From the entries below, report how many lines contain the string "text". Give only that number.
Entries shown start
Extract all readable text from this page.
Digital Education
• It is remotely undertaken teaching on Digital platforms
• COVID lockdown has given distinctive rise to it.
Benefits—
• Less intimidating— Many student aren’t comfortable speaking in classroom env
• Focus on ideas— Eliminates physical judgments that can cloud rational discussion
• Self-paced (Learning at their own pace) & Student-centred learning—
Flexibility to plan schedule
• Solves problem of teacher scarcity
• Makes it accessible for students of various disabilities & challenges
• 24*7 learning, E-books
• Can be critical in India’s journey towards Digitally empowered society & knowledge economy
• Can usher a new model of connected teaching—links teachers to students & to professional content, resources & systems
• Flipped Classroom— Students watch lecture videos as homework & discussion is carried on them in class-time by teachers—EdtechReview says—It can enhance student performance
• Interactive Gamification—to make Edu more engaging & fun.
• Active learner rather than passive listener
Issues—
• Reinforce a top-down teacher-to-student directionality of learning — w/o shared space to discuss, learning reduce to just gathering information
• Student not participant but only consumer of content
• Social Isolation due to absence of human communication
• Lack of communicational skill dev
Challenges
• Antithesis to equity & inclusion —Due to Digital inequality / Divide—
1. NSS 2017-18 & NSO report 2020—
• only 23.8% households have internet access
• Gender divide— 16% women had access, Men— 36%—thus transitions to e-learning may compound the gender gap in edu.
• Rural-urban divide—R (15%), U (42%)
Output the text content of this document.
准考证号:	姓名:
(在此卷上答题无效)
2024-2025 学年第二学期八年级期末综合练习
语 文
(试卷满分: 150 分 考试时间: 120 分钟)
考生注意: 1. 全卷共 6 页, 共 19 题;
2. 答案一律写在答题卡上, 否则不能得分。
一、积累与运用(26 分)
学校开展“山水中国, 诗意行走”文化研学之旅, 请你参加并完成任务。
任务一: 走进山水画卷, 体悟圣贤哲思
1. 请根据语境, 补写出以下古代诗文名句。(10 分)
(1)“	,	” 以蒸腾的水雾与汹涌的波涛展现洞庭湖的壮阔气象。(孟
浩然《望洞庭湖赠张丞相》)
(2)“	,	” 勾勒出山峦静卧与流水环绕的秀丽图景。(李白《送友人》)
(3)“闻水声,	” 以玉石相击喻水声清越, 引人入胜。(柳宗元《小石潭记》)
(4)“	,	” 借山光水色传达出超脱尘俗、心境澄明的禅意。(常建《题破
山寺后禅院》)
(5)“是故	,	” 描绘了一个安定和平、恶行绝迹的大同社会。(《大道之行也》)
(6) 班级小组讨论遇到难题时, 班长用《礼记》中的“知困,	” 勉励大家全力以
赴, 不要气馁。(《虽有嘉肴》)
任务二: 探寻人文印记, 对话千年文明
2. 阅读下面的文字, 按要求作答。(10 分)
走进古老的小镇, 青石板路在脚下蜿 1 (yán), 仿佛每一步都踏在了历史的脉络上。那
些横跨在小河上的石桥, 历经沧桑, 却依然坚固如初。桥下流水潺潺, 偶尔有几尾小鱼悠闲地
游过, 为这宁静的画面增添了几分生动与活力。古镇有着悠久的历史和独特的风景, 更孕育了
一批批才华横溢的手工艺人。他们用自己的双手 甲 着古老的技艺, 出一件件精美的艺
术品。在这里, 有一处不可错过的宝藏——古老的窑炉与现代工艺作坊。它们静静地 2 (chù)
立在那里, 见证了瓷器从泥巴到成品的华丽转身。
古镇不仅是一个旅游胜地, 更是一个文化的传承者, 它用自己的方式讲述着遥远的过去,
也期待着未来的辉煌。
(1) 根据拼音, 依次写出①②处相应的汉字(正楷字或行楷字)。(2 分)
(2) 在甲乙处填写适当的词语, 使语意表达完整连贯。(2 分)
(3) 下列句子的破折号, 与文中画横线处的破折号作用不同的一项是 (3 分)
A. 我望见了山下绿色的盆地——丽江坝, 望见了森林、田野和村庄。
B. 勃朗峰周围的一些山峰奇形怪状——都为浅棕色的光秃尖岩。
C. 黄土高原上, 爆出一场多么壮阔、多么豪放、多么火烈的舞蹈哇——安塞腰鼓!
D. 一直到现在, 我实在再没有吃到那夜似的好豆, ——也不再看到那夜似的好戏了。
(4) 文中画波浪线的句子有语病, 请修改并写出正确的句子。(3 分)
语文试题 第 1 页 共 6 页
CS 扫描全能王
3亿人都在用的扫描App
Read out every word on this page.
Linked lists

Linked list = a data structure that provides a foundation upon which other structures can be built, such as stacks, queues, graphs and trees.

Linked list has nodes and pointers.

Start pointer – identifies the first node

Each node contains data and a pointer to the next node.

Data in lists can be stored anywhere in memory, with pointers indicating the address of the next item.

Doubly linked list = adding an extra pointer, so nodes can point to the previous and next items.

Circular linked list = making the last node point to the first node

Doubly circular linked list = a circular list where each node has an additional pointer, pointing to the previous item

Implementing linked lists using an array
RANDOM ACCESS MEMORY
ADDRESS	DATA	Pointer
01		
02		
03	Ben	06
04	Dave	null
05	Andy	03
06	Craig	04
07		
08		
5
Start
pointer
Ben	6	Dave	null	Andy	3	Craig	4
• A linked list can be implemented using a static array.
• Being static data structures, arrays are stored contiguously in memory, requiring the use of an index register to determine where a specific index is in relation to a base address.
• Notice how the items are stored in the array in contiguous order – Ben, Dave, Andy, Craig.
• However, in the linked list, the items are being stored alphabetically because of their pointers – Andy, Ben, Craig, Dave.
Entries shown end
Entries shown start
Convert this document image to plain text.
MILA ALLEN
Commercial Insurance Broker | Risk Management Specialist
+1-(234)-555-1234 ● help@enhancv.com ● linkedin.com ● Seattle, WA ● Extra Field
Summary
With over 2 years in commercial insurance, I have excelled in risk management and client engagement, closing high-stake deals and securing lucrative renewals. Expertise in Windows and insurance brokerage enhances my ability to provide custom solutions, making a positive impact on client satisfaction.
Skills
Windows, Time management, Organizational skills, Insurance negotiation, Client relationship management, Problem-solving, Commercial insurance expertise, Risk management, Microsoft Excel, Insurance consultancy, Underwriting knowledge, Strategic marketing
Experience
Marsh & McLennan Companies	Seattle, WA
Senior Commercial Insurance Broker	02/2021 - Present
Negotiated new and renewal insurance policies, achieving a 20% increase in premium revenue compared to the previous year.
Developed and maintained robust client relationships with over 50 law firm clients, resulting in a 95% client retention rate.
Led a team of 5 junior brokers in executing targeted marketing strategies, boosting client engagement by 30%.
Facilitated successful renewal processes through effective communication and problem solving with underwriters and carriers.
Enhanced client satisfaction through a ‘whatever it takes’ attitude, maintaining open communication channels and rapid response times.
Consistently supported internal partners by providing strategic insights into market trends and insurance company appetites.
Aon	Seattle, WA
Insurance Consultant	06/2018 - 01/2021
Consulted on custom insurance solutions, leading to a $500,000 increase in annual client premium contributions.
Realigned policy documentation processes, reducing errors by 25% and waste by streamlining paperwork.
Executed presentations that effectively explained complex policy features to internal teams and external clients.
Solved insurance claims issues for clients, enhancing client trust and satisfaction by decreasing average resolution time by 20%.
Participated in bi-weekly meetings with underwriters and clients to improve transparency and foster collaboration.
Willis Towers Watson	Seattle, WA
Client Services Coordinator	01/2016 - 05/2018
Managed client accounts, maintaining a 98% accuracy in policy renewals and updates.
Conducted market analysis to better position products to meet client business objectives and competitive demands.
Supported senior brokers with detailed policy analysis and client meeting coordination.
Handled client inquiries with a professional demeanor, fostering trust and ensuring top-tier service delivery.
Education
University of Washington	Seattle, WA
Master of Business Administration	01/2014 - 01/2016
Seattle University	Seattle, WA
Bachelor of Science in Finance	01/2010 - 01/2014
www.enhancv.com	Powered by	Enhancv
Entries shown end
Reply — 3